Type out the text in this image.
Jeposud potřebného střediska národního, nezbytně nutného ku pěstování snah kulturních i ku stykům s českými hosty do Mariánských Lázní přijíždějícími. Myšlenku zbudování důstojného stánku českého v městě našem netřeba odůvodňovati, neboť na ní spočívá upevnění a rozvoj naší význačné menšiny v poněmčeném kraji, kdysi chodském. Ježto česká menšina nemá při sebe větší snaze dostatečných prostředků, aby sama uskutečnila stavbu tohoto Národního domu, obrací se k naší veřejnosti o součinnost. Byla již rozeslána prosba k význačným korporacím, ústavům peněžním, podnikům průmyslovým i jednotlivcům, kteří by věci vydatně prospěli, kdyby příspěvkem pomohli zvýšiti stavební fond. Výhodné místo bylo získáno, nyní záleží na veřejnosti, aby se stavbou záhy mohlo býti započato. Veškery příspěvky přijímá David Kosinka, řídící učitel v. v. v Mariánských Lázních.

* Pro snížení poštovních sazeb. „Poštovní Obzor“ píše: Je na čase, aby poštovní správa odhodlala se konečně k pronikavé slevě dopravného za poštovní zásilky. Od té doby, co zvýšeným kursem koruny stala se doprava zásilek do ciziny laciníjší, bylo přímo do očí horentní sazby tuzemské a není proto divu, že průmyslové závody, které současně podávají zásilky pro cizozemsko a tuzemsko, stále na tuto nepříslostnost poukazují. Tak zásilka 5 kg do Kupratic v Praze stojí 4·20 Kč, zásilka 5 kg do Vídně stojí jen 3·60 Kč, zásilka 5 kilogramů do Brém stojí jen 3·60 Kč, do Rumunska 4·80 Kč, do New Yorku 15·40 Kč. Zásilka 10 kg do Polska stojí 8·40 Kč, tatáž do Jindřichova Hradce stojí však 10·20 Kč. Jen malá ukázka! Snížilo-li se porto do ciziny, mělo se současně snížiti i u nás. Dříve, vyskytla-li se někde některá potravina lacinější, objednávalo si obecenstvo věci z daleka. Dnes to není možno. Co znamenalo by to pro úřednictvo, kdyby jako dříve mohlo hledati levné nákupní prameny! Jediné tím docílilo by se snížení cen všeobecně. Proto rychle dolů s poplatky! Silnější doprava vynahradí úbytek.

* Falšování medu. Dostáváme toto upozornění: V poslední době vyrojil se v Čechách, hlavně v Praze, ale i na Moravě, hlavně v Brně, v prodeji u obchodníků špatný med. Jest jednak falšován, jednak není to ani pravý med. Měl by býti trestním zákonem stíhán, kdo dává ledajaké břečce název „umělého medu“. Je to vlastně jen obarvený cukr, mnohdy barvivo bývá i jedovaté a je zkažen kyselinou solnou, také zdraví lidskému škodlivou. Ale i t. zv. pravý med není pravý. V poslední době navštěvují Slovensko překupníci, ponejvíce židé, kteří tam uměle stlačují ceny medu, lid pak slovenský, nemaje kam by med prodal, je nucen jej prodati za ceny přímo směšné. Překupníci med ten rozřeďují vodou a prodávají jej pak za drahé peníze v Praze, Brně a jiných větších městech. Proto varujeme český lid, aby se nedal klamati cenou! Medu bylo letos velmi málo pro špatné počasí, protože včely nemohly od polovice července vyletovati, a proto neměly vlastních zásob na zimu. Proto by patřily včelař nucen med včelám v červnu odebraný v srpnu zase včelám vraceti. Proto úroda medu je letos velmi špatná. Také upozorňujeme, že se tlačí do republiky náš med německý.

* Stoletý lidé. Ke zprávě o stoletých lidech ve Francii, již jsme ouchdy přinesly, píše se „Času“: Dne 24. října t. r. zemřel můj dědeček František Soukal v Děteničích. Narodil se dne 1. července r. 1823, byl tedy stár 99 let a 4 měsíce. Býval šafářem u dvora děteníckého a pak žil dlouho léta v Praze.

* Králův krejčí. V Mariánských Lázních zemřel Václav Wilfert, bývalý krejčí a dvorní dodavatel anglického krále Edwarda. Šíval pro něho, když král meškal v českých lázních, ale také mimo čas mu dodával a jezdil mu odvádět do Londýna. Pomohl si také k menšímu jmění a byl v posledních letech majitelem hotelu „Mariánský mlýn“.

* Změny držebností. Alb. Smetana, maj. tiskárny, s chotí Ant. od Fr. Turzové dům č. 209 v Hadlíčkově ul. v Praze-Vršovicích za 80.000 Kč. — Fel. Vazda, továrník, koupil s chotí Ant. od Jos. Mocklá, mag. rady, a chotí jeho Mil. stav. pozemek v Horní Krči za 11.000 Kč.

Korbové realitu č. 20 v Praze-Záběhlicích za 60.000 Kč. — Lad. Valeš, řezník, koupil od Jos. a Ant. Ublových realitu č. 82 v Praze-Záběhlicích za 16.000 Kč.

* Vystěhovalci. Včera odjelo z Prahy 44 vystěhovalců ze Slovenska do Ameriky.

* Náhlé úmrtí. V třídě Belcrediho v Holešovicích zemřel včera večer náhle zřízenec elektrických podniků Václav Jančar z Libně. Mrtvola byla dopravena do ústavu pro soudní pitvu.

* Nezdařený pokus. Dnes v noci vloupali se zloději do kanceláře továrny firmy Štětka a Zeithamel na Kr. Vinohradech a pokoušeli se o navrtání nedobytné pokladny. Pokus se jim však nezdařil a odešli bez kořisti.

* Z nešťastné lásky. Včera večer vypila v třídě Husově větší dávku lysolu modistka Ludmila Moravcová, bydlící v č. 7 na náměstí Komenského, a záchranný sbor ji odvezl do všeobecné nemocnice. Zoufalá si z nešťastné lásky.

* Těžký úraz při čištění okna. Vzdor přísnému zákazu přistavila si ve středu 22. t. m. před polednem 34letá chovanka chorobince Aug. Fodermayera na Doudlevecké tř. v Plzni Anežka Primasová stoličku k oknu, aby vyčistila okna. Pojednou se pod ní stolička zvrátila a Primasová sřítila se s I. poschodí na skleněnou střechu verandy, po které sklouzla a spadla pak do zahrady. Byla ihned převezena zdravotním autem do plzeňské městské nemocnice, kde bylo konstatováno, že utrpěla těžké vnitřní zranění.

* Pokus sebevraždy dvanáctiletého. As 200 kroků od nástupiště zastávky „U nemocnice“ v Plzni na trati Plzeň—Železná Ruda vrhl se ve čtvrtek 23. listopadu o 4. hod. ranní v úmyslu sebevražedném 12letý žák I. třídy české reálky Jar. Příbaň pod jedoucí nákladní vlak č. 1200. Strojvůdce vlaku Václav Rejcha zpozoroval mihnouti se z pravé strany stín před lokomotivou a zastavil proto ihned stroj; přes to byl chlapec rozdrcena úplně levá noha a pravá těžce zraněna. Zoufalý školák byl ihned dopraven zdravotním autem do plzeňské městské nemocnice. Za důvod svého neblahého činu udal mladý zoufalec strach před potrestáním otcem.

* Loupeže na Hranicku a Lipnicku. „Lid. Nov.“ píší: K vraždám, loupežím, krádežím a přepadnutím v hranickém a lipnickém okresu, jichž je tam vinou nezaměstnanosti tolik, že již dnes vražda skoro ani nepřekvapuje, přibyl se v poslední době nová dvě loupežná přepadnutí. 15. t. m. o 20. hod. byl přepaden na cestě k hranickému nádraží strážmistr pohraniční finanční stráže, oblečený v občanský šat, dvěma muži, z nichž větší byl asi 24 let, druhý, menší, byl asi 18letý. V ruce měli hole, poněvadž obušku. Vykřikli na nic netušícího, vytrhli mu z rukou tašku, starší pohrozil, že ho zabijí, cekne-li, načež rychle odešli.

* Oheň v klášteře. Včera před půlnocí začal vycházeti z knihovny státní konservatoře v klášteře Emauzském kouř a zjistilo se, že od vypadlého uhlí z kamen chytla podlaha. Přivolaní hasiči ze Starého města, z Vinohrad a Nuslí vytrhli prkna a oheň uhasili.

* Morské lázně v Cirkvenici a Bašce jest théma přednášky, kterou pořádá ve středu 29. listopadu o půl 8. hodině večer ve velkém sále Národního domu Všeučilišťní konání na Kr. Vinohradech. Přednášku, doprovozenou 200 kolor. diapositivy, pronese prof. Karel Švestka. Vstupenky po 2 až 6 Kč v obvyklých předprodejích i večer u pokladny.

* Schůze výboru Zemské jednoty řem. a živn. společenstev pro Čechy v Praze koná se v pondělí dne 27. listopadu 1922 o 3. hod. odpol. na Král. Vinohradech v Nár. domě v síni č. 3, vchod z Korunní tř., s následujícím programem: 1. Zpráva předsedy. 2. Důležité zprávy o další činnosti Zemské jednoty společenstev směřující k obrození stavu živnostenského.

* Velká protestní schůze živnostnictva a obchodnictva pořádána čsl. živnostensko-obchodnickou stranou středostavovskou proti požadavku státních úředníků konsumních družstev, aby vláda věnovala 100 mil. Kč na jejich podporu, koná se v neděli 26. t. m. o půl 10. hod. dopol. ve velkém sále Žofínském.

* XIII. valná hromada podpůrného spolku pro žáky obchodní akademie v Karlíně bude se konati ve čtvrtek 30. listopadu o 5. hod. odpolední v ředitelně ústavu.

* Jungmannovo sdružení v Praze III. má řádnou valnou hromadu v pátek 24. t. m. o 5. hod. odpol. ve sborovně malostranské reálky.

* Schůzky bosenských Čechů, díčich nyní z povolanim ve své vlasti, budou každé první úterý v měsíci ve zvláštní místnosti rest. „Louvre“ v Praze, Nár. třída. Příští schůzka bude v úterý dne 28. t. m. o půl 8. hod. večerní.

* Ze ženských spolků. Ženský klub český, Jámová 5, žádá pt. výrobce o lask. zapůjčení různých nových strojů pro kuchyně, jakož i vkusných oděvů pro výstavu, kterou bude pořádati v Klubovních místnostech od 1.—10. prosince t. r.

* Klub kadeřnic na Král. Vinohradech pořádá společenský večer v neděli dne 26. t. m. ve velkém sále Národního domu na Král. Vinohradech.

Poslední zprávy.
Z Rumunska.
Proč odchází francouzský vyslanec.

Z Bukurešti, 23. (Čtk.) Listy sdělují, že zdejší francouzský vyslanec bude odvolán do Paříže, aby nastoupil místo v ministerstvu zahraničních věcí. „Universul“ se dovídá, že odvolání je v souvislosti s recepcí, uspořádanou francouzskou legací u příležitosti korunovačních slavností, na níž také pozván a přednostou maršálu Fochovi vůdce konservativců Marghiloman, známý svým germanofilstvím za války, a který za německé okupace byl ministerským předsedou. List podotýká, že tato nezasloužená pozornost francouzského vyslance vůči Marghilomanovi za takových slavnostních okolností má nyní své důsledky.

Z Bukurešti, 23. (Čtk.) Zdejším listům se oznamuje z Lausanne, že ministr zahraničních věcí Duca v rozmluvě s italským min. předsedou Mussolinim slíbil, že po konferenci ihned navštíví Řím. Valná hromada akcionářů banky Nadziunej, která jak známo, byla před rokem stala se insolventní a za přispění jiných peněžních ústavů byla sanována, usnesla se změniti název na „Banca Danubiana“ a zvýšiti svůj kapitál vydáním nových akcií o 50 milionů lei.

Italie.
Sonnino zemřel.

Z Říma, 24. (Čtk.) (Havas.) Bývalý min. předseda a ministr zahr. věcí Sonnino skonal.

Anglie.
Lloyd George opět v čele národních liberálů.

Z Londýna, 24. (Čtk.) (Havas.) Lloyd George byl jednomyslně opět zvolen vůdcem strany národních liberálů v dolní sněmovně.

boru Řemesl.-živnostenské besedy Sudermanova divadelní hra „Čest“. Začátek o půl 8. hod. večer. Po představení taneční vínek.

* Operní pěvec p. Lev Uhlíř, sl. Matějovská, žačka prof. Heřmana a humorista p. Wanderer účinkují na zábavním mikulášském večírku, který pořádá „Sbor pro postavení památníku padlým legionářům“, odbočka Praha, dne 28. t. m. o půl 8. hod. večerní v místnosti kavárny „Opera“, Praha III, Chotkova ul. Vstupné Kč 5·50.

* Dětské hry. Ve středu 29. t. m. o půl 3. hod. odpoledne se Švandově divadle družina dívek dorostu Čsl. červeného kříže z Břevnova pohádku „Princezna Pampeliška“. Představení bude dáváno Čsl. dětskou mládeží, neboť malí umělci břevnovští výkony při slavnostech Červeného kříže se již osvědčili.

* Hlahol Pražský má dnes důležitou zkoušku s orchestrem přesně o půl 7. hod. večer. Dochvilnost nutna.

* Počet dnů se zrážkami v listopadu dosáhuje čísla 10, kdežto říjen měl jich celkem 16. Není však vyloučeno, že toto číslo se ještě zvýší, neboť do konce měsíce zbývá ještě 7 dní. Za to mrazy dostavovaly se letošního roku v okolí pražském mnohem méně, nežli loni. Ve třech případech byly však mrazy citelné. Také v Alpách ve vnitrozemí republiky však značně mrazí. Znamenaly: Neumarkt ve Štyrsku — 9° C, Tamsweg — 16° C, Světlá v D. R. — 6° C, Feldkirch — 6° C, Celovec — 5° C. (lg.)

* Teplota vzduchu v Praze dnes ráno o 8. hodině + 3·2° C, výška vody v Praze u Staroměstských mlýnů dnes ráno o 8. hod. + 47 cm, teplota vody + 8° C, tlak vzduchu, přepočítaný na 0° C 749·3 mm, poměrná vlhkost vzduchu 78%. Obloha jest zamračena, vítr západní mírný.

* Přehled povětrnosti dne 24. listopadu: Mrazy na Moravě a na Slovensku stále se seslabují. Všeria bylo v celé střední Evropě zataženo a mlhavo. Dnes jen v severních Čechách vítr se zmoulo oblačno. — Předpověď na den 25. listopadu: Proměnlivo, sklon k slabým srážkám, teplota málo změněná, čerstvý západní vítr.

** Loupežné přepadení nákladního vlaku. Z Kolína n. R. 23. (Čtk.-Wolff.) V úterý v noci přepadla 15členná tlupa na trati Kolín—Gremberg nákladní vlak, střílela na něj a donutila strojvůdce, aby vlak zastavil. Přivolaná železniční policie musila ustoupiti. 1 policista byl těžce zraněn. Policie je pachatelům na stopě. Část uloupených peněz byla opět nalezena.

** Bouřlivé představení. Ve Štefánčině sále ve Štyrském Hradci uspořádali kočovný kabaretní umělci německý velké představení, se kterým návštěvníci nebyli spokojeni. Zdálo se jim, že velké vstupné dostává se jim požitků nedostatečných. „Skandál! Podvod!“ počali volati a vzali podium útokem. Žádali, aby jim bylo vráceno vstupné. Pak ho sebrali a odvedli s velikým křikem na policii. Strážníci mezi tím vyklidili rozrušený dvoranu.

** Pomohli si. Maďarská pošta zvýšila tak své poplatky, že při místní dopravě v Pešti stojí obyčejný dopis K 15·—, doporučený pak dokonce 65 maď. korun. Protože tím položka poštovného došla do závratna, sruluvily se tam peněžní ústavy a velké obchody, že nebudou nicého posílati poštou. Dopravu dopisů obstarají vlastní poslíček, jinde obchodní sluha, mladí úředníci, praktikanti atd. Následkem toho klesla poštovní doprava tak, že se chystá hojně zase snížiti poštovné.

Directions — Collect the lines that hold "liberálů".

Output —
Lloyd George opět v čele národních liberálů.
Z Londýna, 24. (Čtk.) (Havas.) Lloyd George byl jednomyslně opět zvolen vůdcem strany národních liberálů v dolní sněmovně.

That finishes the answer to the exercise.